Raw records
————————
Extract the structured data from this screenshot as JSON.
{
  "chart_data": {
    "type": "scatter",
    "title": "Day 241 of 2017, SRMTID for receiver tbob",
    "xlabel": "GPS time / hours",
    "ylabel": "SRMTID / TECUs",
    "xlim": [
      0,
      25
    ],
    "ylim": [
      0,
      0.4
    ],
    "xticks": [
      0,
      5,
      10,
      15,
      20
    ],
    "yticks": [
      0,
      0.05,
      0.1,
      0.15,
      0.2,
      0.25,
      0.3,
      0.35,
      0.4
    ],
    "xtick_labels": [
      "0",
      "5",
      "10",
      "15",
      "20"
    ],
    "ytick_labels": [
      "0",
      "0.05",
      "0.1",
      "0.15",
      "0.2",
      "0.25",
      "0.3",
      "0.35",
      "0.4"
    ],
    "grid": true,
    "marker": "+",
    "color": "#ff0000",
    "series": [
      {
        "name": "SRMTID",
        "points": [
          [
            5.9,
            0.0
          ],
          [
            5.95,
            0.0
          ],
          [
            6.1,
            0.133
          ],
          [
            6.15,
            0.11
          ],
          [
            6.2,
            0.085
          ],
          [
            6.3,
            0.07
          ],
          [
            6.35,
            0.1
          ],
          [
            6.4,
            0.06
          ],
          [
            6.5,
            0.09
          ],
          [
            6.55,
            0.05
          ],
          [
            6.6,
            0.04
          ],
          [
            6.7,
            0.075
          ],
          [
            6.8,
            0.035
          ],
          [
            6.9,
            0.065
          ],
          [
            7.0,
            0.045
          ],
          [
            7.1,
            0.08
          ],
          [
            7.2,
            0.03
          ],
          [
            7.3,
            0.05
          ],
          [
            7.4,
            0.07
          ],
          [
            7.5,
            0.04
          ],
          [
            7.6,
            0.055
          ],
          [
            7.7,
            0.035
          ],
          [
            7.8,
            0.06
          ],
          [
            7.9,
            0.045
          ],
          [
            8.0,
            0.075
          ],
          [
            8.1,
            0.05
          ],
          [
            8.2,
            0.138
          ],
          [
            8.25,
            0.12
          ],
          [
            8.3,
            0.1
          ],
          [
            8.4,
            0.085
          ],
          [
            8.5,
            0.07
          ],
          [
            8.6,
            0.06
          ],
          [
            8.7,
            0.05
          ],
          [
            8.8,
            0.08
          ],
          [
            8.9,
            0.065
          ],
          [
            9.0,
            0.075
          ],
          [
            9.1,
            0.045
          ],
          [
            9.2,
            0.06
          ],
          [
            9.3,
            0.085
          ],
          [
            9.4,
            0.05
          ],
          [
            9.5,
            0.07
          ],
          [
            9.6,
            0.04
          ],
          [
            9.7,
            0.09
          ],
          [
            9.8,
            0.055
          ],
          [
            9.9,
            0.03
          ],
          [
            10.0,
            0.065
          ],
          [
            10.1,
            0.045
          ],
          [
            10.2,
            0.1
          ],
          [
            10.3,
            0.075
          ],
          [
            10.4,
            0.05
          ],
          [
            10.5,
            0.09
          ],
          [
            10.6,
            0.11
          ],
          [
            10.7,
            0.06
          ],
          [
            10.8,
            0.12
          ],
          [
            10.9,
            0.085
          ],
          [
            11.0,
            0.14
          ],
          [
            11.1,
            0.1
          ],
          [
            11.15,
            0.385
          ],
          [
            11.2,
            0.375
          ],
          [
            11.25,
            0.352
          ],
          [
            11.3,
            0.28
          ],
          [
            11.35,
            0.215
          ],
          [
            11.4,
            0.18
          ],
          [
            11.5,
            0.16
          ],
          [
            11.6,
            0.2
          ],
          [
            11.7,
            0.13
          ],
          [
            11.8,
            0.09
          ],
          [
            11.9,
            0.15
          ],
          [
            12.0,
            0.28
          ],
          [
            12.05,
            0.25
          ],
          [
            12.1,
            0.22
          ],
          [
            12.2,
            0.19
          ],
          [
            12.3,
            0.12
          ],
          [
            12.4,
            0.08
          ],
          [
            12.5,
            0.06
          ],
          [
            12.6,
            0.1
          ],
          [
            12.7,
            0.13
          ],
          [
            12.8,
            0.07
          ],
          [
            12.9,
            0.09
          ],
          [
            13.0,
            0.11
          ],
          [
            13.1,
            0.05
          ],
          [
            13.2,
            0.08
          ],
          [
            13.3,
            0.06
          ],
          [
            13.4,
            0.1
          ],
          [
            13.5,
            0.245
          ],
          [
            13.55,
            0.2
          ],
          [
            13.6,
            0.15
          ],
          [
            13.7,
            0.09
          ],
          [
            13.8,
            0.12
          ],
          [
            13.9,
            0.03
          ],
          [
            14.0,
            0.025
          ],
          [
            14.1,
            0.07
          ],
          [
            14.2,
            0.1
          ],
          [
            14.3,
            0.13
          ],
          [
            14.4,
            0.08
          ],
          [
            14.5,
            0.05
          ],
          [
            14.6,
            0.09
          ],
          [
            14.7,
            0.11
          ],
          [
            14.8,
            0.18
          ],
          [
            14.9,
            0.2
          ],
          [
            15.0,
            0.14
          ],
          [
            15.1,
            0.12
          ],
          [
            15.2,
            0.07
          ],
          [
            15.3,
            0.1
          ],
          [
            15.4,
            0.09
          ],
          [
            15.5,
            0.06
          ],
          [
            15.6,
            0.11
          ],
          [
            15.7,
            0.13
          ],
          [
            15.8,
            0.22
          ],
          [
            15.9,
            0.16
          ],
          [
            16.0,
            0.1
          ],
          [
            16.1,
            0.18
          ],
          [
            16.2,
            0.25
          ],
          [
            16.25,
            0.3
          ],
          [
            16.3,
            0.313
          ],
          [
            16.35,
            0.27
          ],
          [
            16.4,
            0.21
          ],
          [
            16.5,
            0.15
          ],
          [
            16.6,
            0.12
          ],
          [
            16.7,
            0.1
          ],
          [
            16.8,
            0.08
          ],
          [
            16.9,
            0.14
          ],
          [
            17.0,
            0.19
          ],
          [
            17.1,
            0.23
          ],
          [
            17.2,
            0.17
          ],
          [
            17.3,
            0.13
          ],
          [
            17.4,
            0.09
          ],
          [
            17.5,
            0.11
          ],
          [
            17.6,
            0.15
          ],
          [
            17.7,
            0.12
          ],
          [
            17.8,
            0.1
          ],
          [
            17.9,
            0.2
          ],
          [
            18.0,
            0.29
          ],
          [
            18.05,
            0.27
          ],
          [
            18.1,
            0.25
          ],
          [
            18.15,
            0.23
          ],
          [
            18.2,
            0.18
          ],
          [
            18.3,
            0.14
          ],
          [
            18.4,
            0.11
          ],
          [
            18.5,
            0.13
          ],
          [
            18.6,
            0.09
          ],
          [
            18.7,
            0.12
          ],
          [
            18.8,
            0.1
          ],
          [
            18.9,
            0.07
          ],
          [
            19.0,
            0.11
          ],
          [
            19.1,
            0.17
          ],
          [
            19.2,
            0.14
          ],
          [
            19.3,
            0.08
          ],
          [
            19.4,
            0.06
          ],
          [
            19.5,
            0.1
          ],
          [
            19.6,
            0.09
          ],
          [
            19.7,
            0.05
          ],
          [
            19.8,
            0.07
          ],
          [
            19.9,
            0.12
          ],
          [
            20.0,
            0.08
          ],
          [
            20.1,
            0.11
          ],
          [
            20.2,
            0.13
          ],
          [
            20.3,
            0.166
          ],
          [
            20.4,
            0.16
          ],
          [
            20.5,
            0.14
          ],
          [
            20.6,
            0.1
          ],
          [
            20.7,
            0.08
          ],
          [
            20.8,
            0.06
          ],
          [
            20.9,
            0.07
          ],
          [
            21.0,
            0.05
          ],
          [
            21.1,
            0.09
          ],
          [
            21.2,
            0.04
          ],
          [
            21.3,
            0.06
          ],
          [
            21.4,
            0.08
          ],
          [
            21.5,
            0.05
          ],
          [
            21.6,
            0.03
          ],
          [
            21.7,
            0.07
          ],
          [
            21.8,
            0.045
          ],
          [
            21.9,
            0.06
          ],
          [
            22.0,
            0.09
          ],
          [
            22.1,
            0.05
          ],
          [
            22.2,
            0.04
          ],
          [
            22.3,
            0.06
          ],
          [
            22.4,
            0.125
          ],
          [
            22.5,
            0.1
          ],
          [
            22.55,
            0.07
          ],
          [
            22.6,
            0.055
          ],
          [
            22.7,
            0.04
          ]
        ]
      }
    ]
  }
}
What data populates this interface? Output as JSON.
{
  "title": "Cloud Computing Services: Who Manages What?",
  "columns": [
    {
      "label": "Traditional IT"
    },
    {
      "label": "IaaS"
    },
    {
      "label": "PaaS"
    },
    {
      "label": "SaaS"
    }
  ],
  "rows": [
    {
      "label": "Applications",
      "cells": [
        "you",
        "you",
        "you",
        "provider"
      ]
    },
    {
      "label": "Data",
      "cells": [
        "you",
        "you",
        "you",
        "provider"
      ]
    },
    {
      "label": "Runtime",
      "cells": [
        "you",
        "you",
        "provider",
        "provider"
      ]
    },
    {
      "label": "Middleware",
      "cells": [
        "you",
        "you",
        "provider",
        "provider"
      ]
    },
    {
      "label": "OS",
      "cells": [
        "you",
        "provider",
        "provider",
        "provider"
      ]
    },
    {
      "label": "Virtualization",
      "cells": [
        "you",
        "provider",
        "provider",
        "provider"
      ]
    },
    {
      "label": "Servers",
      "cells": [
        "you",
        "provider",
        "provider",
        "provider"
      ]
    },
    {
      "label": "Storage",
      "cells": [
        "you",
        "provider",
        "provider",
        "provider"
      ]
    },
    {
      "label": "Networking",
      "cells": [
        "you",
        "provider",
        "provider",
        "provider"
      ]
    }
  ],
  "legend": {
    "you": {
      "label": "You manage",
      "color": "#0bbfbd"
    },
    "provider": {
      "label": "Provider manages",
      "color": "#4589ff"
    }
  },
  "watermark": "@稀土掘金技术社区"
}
————————
**Job**. Whenever "title" turns up in a line, pick that line out.

**Final result**.
    "title": "Day 241 of 2017, SRMTID for receiver tbob",
  "title": "Cloud Computing Services: Who Manages What?",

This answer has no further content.